▶ **Instructions for the task**: With the line containing "Give me the" as the first line and the last line of the records as the final one, reproduce that range exactly.

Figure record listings
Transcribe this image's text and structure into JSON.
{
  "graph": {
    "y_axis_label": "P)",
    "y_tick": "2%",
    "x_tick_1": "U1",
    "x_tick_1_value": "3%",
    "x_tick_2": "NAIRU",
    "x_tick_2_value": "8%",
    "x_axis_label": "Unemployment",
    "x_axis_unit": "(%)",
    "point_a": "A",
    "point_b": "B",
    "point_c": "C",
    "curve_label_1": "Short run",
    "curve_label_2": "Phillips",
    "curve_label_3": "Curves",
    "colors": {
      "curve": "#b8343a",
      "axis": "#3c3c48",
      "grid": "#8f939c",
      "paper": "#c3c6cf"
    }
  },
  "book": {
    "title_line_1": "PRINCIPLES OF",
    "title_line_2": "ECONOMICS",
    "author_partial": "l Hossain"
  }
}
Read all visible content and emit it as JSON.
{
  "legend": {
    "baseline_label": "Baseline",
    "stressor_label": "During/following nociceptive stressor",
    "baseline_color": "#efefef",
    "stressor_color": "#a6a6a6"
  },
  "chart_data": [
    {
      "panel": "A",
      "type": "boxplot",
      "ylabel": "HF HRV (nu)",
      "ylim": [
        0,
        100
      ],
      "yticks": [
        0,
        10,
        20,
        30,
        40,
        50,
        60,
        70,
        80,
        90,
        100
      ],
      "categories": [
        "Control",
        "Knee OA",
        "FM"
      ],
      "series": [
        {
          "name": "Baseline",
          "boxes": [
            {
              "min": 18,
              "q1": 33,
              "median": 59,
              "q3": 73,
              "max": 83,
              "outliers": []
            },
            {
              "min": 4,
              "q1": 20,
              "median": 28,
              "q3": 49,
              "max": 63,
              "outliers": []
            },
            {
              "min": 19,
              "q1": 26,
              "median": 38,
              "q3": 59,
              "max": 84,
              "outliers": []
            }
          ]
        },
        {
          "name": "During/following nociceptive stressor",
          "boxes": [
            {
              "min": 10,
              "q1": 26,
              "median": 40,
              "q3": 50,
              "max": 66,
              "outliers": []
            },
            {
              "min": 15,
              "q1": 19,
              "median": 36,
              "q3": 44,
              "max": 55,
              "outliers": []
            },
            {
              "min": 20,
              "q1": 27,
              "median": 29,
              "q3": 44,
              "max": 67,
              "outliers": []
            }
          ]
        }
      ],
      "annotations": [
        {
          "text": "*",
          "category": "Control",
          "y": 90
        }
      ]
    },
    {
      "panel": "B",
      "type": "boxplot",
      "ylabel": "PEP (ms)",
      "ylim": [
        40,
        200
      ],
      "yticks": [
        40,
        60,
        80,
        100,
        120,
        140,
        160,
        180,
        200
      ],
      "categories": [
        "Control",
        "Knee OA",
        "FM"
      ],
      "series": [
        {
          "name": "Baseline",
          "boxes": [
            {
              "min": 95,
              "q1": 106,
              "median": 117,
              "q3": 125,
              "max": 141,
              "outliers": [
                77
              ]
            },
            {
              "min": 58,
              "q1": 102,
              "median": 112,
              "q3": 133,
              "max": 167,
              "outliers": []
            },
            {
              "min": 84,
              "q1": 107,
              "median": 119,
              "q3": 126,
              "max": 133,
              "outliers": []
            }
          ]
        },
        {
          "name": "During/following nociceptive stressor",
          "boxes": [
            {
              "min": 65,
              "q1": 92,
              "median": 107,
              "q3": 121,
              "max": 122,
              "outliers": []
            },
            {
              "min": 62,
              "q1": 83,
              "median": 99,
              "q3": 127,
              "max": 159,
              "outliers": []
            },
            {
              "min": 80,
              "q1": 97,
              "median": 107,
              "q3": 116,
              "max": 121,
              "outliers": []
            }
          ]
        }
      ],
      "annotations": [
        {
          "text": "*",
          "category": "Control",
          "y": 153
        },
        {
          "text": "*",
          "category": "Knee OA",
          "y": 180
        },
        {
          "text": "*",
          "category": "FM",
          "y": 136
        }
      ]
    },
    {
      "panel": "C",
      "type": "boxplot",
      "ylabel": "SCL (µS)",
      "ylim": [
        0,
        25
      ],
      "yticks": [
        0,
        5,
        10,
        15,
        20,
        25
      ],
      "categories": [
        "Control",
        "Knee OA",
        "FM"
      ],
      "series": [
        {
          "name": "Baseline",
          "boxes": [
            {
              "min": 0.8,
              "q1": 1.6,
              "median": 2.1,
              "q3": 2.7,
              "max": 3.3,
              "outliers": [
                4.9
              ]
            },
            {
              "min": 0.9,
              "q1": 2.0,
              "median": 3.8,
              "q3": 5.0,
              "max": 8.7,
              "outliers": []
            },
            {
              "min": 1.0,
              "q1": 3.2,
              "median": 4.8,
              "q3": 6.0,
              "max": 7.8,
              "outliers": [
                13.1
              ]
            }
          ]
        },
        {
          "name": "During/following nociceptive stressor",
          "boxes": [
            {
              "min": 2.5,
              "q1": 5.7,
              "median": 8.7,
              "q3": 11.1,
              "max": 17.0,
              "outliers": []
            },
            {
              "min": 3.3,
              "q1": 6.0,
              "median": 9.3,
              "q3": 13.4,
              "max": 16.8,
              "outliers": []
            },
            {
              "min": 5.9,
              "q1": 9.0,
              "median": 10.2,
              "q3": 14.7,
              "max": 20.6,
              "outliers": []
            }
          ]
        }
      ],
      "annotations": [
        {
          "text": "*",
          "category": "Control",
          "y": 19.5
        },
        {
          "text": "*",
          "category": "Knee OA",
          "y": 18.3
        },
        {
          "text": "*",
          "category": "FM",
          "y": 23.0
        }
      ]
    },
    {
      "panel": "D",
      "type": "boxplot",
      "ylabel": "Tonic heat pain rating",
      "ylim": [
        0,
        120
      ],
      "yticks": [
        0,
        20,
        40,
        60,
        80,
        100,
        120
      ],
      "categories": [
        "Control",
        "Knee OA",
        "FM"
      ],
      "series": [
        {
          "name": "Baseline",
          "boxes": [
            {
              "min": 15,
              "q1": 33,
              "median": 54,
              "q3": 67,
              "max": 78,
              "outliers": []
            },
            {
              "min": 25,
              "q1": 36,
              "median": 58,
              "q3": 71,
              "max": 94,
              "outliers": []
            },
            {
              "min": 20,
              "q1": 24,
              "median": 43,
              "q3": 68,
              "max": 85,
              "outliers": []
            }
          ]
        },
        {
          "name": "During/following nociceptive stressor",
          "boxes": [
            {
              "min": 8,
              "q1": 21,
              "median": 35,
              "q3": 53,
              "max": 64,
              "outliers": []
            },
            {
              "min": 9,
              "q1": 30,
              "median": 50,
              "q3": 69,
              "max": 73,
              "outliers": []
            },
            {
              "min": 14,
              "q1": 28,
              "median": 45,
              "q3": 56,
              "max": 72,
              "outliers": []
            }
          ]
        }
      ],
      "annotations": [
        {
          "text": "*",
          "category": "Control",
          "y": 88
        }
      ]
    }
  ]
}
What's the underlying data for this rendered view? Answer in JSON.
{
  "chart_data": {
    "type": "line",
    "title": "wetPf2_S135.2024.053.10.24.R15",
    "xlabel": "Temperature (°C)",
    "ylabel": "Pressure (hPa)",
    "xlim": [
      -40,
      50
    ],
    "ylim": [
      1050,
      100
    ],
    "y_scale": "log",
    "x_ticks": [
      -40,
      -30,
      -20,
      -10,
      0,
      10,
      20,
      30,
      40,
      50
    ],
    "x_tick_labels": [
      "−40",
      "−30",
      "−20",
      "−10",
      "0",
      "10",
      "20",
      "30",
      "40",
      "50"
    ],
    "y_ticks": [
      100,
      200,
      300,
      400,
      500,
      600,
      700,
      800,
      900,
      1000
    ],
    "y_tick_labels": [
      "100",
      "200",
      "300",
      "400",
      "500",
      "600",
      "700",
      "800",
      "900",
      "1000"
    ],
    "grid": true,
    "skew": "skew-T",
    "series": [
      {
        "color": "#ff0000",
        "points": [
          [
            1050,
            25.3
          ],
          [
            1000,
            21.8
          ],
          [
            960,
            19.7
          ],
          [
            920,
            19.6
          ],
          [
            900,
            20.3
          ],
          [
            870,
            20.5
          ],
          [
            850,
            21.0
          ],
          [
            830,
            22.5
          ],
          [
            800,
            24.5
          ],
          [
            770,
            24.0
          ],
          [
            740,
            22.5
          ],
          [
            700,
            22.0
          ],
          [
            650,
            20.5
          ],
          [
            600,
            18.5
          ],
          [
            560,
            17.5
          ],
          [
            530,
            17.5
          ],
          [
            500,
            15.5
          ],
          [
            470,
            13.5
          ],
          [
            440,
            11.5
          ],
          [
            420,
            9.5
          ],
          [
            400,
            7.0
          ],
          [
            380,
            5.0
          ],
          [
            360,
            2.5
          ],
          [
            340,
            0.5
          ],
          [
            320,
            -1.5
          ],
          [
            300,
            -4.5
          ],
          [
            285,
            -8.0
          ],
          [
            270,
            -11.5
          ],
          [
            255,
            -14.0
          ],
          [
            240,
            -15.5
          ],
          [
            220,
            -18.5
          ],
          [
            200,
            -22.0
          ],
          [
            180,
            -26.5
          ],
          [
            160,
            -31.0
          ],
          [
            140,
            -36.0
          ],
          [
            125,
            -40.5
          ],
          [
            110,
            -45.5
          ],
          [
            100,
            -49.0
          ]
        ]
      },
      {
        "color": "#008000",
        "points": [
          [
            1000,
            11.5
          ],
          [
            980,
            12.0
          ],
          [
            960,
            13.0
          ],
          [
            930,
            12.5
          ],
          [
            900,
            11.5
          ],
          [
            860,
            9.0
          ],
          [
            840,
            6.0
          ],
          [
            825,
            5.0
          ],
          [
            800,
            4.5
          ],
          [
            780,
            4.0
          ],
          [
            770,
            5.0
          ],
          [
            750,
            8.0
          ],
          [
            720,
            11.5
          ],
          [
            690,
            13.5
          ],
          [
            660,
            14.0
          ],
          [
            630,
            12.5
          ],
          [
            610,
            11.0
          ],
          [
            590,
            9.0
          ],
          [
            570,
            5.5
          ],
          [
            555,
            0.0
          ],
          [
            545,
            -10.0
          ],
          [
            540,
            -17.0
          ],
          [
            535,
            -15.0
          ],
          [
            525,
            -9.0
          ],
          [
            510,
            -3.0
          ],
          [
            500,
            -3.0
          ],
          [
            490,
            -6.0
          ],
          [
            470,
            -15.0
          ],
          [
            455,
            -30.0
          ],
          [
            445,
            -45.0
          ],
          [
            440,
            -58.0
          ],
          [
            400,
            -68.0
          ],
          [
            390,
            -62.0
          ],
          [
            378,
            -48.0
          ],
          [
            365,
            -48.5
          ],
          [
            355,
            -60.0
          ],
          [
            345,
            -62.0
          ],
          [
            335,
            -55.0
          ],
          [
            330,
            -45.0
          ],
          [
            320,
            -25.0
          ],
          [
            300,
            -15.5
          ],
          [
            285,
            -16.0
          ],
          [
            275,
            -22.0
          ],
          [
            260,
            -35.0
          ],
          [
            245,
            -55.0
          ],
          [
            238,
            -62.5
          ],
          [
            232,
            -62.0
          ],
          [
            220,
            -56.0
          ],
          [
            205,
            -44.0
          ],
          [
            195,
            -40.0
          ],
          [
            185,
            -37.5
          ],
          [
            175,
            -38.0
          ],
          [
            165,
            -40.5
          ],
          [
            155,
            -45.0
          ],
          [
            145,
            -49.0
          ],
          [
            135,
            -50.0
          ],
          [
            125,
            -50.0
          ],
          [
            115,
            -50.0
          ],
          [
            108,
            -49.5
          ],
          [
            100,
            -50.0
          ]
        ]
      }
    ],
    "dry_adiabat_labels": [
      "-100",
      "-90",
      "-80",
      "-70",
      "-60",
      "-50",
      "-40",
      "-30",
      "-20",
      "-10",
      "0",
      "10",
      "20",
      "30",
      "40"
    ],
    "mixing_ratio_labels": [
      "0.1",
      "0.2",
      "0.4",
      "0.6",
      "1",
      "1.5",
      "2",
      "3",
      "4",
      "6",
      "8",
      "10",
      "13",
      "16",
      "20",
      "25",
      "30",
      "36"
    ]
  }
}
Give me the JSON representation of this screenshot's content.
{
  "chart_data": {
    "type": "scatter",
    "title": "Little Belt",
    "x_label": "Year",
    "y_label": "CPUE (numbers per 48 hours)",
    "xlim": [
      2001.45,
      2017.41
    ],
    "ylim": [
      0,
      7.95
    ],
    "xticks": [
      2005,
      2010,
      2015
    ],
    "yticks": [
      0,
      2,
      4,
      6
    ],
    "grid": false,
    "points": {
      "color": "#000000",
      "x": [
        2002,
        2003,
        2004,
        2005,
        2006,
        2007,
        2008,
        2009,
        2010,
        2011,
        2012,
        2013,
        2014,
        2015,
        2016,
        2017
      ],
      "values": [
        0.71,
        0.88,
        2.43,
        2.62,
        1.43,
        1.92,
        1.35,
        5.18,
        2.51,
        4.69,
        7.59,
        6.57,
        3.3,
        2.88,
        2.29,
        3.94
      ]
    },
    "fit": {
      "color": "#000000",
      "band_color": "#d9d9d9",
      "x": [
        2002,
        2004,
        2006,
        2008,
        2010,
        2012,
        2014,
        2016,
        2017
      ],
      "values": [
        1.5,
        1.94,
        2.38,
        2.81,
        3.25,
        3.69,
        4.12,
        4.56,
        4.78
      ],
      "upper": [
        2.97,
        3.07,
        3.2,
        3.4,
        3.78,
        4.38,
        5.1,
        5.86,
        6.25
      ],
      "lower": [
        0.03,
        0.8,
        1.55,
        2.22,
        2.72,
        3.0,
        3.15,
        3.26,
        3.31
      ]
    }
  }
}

▶ **Answer to the task**:
Give me the JSON representation of this screenshot's content.
{
  "chart_data": {
    "type": "scatter",
    "title": "Little Belt",
    "x_label": "Year",
    "y_label": "CPUE (numbers per 48 hours)",
    "xlim": [
      2001.45,
      2017.41
    ],
    "ylim": [
      0,
      7.95
    ],
    "xticks": [
      2005,
      2010,
      2015
    ],
    "yticks": [
      0,
      2,
      4,
      6
    ],
    "grid": false,
    "points": {
      "color": "#000000",
      "x": [
        2002,
        2003,
        2004,
        2005,
        2006,
        2007,
        2008,
        2009,
        2010,
        2011,
        2012,
        2013,
        2014,
        2015,
        2016,
        2017
      ],
      "values": [
        0.71,
        0.88,
        2.43,
        2.62,
        1.43,
        1.92,
        1.35,
        5.18,
        2.51,
        4.69,
        7.59,
        6.57,
        3.3,
        2.88,
        2.29,
        3.94
      ]
    },
    "fit": {
      "color": "#000000",
      "band_color": "#d9d9d9",
      "x": [
        2002,
        2004,
        2006,
        2008,
        2010,
        2012,
        2014,
        2016,
        2017
      ],
      "values": [
        1.5,
        1.94,
        2.38,
        2.81,
        3.25,
        3.69,
        4.12,
        4.56,
        4.78
      ],
      "upper": [
        2.97,
        3.07,
        3.2,
        3.4,
        3.78,
        4.38,
        5.1,
        5.86,
        6.25
      ],
      "lower": [
        0.03,
        0.8,
        1.55,
        2.22,
        2.72,
        3.0,
        3.15,
        3.26,
        3.31
      ]
    }
  }
}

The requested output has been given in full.